● **To do**
Using the listing below, report all lines holding the word "бортовые".

● **Data for the task**
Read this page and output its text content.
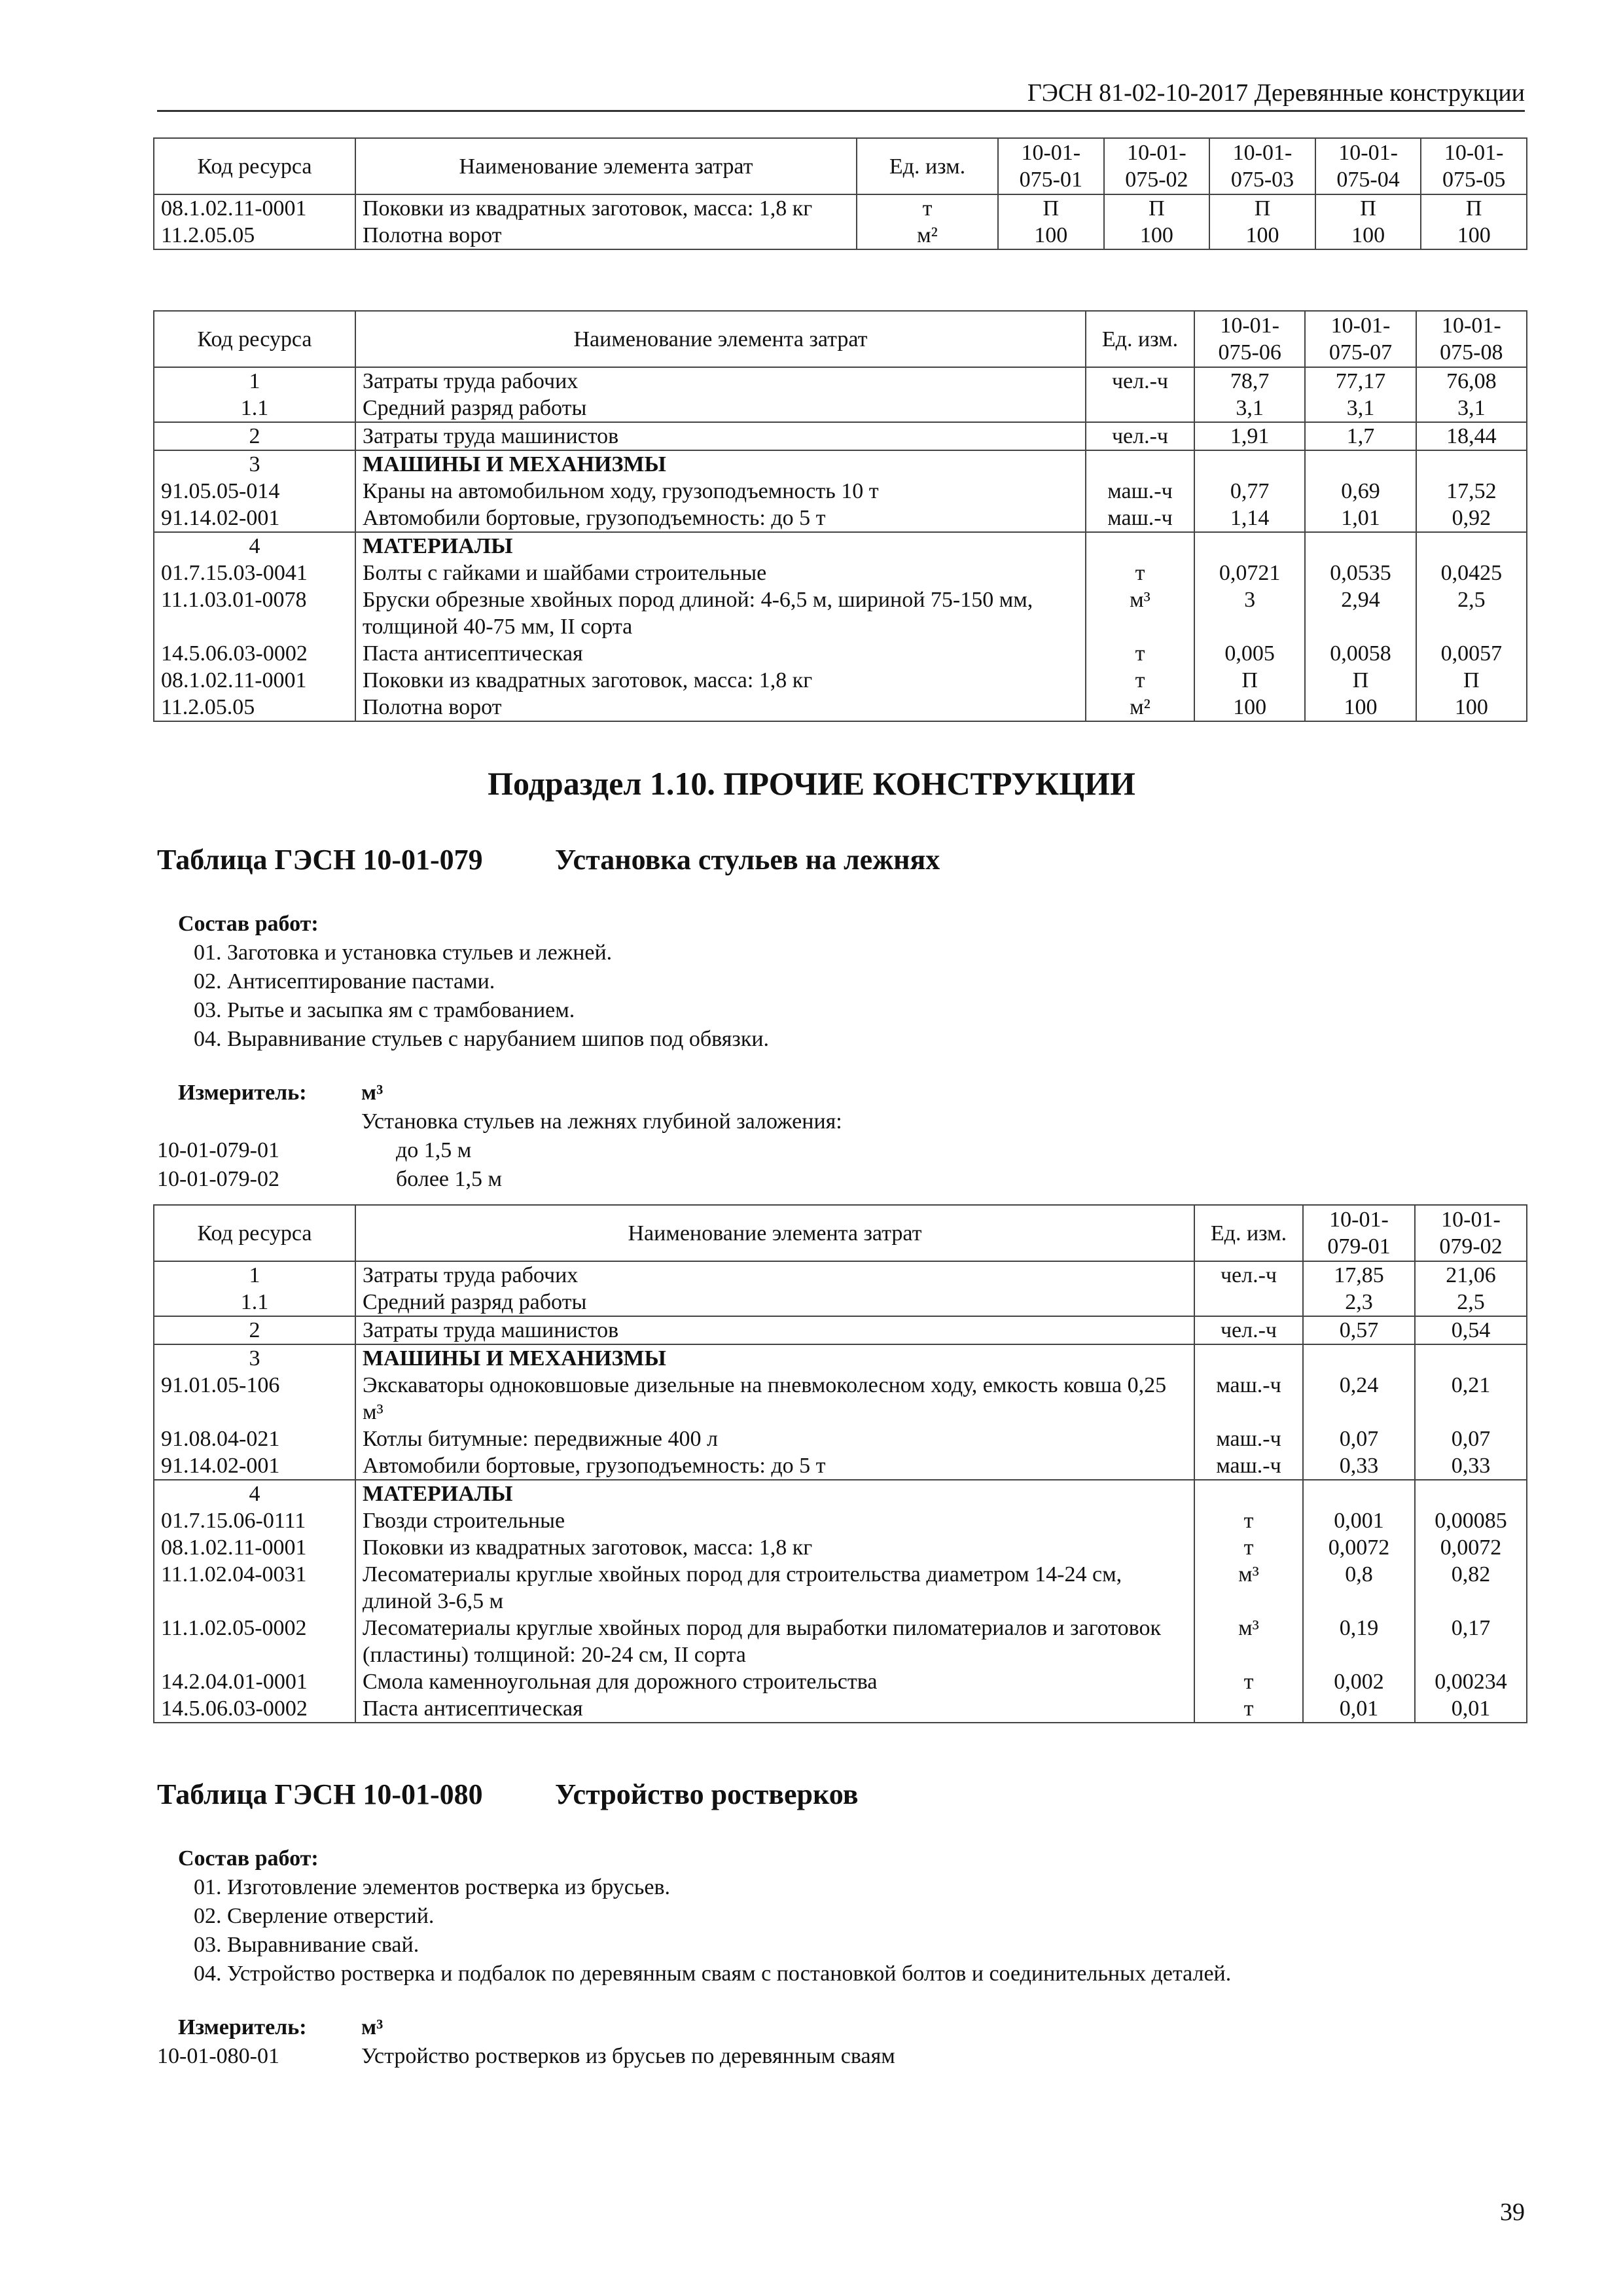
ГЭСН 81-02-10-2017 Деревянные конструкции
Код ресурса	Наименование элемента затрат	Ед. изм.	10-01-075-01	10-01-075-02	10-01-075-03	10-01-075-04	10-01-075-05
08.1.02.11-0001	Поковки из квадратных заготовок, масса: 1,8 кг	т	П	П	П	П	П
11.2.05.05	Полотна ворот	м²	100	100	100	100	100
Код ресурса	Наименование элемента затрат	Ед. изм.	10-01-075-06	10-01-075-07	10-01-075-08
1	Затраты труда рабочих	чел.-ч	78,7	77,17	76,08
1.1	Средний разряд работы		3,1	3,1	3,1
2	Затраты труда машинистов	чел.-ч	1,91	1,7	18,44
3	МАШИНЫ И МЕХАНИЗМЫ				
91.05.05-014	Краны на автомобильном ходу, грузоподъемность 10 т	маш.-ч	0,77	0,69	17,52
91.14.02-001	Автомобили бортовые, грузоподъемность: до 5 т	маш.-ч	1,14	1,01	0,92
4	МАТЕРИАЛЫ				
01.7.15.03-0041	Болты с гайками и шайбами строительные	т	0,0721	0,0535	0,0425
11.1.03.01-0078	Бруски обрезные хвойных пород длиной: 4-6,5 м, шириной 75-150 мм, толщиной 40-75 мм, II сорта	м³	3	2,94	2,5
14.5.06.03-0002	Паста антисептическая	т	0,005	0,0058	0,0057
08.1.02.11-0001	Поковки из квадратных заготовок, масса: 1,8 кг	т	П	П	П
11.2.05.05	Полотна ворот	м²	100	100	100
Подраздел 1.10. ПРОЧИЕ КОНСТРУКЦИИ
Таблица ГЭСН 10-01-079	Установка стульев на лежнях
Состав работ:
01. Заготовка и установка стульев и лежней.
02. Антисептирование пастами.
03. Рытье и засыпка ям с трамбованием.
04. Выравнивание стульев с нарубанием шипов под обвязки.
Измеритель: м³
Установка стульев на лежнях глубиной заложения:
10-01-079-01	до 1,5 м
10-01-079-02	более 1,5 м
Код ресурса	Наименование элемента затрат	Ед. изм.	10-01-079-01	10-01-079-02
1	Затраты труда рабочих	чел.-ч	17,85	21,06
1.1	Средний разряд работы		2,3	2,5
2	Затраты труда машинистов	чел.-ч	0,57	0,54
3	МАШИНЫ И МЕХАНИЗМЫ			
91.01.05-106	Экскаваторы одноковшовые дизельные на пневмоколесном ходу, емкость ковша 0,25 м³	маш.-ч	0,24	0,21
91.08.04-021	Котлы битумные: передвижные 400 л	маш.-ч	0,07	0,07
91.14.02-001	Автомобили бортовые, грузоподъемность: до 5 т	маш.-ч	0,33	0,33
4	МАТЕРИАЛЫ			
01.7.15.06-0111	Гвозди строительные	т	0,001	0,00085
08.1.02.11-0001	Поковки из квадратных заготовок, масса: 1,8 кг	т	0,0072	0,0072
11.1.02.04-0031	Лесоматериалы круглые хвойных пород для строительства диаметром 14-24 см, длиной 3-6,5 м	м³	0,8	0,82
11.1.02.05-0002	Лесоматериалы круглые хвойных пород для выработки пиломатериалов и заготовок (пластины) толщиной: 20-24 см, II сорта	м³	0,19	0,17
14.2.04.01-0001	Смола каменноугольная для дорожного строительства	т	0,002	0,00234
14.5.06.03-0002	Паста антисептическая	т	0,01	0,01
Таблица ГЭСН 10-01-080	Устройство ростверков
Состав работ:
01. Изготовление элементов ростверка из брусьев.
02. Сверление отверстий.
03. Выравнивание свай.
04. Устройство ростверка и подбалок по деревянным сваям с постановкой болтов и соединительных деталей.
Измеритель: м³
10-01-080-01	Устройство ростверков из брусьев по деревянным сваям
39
==
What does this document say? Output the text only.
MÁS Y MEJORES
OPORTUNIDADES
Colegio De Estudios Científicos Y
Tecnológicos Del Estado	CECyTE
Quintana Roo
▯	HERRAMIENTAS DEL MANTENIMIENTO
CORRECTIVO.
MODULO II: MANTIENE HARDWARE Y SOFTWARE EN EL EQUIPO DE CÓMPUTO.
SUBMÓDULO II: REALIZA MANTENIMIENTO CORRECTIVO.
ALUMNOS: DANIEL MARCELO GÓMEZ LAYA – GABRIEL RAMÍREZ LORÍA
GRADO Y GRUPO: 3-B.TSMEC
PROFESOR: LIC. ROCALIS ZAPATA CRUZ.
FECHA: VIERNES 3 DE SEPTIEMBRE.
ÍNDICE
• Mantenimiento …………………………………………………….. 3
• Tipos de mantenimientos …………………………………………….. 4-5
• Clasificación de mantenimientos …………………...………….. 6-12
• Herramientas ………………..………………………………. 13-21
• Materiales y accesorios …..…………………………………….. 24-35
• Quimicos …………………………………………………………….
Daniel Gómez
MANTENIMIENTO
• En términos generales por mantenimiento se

● **Response**
91.14.02-001	Автомобили бортовые, грузоподъемность: до 5 т	маш.-ч	1,14	1,01	0,92
91.14.02-001	Автомобили бортовые, грузоподъемность: до 5 т	маш.-ч	0,33	0,33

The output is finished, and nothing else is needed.